**WORK TO BE COMPLETED**
Copy each line that has the string "level" somewhere in it.

[Source records]
▼
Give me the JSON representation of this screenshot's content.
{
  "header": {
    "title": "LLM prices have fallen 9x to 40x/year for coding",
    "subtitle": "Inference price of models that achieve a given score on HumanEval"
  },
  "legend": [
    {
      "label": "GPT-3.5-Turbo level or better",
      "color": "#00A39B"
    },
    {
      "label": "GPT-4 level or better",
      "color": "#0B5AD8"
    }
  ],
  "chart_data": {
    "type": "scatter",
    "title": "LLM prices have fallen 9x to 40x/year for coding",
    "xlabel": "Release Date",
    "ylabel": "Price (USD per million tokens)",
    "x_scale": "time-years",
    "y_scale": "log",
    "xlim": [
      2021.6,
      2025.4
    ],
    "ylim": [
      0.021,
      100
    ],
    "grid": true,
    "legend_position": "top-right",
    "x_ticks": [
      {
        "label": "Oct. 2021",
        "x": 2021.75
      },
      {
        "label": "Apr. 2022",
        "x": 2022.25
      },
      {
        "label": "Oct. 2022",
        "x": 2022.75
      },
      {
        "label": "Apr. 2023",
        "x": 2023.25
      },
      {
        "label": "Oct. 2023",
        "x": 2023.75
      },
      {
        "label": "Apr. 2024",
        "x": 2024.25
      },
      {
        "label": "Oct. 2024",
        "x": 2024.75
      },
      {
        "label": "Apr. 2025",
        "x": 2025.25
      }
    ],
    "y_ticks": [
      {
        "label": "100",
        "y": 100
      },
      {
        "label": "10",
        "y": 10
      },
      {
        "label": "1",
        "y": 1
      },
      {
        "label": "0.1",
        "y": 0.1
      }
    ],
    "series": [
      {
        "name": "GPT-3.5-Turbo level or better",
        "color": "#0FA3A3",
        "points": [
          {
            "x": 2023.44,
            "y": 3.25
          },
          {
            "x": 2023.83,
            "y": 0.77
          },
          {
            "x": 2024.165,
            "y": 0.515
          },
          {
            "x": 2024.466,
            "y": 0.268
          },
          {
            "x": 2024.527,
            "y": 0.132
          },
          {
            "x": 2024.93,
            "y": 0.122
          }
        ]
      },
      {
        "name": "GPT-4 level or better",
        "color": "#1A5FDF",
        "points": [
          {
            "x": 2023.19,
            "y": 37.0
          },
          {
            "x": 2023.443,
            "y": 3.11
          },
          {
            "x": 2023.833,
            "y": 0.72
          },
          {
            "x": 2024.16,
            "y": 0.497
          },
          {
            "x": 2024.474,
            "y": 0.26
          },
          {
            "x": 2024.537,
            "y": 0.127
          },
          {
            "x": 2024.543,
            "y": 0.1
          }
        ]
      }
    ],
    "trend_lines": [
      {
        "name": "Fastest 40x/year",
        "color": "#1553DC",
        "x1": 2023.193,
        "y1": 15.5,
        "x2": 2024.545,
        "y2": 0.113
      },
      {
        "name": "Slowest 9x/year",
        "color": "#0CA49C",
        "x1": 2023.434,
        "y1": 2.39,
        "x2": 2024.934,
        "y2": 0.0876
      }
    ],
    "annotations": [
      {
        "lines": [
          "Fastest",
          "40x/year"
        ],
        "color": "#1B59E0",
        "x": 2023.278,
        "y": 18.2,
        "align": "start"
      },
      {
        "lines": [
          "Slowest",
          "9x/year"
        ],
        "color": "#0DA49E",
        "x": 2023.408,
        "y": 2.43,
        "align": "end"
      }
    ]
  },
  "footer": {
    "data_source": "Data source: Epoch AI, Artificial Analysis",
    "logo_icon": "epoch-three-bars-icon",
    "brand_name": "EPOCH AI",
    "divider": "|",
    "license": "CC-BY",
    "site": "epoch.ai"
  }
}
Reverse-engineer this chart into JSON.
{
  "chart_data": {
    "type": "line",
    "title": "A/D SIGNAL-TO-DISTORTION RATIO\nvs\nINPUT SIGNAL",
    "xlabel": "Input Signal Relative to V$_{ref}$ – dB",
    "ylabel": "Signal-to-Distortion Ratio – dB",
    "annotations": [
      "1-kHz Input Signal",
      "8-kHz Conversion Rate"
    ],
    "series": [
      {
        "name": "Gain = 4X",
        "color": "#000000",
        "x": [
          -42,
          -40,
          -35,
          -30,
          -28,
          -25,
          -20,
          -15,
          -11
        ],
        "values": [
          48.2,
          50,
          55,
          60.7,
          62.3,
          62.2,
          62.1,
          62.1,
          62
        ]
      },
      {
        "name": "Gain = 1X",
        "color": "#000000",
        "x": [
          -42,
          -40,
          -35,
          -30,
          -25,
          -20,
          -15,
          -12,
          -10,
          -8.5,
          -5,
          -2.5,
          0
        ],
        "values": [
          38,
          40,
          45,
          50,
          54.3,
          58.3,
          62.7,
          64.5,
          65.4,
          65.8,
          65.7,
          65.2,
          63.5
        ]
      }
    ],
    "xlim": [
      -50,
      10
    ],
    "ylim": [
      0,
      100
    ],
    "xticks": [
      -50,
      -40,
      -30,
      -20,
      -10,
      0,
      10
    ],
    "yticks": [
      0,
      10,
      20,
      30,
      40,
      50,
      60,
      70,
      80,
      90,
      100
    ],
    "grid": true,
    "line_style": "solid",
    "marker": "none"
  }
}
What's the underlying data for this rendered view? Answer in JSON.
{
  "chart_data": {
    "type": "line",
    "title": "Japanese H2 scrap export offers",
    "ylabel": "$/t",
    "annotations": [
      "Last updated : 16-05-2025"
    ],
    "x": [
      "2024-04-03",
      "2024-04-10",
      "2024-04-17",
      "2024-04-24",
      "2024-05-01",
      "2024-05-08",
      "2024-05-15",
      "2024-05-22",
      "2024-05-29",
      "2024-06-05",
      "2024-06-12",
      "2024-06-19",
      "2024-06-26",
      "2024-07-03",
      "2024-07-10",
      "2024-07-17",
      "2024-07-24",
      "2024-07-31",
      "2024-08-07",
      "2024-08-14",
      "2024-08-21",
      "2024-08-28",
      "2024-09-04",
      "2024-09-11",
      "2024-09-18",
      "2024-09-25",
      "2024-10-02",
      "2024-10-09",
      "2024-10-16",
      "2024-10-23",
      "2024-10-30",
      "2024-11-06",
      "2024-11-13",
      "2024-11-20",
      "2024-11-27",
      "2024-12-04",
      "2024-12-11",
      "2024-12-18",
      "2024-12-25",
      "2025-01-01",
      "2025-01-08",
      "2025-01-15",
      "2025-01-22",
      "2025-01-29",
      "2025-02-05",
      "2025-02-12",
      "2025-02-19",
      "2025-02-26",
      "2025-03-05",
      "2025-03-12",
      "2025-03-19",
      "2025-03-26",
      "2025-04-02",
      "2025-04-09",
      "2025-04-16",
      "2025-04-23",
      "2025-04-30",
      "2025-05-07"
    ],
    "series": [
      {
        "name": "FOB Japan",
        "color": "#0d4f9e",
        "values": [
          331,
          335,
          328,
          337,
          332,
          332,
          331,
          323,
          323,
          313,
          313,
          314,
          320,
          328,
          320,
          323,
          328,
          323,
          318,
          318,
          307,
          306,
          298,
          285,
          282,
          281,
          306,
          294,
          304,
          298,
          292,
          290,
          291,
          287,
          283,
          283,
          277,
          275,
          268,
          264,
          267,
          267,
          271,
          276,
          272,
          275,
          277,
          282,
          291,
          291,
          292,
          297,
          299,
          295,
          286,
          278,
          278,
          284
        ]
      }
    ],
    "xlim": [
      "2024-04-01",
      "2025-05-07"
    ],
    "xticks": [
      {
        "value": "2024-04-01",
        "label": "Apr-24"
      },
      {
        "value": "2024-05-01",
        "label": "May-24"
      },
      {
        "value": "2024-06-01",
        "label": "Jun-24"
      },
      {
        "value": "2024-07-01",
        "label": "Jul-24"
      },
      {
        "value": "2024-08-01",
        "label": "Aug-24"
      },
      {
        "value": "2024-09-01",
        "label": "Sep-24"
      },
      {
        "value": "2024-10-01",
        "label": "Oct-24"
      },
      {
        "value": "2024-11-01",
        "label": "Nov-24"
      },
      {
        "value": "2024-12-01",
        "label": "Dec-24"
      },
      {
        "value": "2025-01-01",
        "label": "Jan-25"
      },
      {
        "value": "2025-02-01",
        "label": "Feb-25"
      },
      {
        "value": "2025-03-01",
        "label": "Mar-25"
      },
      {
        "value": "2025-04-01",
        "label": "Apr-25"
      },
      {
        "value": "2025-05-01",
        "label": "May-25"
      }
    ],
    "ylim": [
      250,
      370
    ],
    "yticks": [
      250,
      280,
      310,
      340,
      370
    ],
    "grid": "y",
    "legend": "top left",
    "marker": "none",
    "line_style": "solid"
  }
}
▲
**RESULT OF THE TASK**
      "label": "GPT-3.5-Turbo level or better",
      "label": "GPT-4 level or better",
        "name": "GPT-3.5-Turbo level or better",
        "name": "GPT-4 level or better",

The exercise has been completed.